**READING TEXT**:
[START]

I have the privledge of working my week in three consecutive 12 hour nightshifts. Tonight is my last for the week. My life is pretty hectic for a couple of days, but it is worth it to have the rest of the week off. I get to spend alot of time with my family. In comparison to last "week" this one has been pretty slow. Pretty cool.
I got to spend some time with one of my buddies that works in another department. She is a newlywed and is still somewhere on cloud 9. I love to hear her go on about her husband and how they are adjusting to life together (first marrige for both, no kids). I envy her because I have never been a first wife. I have had to come into both my marriges and current relationshiop in the wake of some psyco hose beast that had decimated both emotional and financial well being of my man. So I guess you could say that I'm a cleaner-uper. There were few firsts in these relationships. Just alot of me trying to prove that I was a better person than the one before me. To men who were totally unworthy of it. I guess I have become disillusioned the thought of marriage, but don't want to totally count it out. I remain hopeful for my future. I really do want to get married and be committed. Most importantly, I want someone who will be committed to me.

[END]

Pick up the personal post about night shifts and hopes for marriage right after its last sentence and keep writing it. The items come from a different source.

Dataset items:
[START]

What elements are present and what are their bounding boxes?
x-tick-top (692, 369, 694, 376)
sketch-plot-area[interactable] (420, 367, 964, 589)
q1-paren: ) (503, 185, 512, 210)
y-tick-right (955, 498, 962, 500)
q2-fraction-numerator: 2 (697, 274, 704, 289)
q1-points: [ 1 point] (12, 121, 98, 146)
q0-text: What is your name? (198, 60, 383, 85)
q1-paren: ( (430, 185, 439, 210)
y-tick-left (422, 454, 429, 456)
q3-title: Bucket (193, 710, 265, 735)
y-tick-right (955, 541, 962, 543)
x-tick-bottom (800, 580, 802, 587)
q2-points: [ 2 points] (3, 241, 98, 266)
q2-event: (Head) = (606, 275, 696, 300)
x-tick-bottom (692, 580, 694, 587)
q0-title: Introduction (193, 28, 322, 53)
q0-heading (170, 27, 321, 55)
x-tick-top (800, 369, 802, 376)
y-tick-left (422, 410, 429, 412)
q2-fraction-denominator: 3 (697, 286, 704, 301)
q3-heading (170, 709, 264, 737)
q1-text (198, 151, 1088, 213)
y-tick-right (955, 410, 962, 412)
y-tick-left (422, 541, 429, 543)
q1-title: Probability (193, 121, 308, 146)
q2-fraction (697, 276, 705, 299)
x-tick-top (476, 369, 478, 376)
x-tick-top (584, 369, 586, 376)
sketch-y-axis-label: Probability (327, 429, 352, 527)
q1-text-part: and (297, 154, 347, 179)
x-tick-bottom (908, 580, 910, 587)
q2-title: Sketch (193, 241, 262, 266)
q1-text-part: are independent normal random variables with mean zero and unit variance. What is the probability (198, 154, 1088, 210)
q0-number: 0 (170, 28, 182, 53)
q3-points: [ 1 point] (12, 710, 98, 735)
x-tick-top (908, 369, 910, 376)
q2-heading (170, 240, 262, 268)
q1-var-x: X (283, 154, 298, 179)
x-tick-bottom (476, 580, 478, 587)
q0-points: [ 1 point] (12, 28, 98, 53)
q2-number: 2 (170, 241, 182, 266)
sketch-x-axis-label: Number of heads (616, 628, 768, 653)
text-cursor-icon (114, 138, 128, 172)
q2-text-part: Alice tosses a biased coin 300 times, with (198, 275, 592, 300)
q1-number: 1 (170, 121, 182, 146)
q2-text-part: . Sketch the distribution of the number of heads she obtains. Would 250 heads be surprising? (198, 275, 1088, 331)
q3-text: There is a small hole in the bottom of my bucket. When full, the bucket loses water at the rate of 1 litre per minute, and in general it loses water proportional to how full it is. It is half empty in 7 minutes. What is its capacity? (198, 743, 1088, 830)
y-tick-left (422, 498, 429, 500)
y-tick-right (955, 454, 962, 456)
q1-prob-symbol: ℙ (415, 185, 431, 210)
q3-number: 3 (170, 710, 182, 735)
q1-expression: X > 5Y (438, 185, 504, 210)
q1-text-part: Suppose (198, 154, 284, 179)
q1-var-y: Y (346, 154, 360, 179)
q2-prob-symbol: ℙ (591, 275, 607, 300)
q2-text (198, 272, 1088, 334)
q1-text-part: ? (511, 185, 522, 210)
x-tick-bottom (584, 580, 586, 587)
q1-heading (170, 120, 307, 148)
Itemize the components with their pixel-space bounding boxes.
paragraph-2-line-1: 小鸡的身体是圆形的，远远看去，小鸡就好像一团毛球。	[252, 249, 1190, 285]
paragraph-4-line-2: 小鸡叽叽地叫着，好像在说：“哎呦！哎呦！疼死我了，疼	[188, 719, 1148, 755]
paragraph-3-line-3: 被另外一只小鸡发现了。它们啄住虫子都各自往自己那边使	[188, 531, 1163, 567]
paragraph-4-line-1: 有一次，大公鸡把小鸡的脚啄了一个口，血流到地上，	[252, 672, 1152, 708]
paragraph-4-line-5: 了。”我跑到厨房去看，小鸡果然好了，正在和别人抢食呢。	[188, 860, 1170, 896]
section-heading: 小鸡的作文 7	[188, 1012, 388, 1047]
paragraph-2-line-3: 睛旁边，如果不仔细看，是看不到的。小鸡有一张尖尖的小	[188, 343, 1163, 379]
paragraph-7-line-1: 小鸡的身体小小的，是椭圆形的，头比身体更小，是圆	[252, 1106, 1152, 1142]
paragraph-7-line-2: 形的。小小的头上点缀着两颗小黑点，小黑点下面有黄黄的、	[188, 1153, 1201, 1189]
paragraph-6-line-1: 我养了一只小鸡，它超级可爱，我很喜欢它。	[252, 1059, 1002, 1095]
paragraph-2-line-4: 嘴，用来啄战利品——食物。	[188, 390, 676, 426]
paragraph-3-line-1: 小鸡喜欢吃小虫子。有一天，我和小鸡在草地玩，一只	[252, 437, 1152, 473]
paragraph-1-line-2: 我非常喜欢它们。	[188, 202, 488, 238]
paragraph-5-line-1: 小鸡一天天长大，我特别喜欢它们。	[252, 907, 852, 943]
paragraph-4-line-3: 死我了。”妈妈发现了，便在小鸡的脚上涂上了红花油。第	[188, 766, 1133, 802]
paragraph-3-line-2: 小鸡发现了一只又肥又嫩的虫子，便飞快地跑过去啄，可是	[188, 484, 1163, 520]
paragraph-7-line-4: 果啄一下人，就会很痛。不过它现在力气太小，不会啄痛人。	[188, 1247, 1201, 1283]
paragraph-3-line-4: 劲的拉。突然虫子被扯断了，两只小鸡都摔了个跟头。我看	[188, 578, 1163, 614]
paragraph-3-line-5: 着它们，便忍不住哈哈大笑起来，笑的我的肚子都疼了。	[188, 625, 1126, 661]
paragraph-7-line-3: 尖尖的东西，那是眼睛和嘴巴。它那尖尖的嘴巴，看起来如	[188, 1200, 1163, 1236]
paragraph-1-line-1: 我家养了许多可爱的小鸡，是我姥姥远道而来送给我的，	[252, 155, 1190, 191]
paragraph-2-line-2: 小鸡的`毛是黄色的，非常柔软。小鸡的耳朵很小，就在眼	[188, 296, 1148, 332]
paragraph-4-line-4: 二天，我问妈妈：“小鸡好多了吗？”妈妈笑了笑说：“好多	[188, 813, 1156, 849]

[END]

**TASK OUTPUT**:
I am getting too old to keep hooking up with men who are emotionally stagnant and just want someone who will cook and clean for them. I am tired of rasing my guys along with my kids. for all his faults and past transgressions, my current BF is not a bad guy. He does what I ask of him, helps with the kids, and doesn't try to control money. We get along very well and spend alot more time together than most people. I have stuck with him through thick and thin so I think this will just be another adventure for us to go on together. I am hopeful...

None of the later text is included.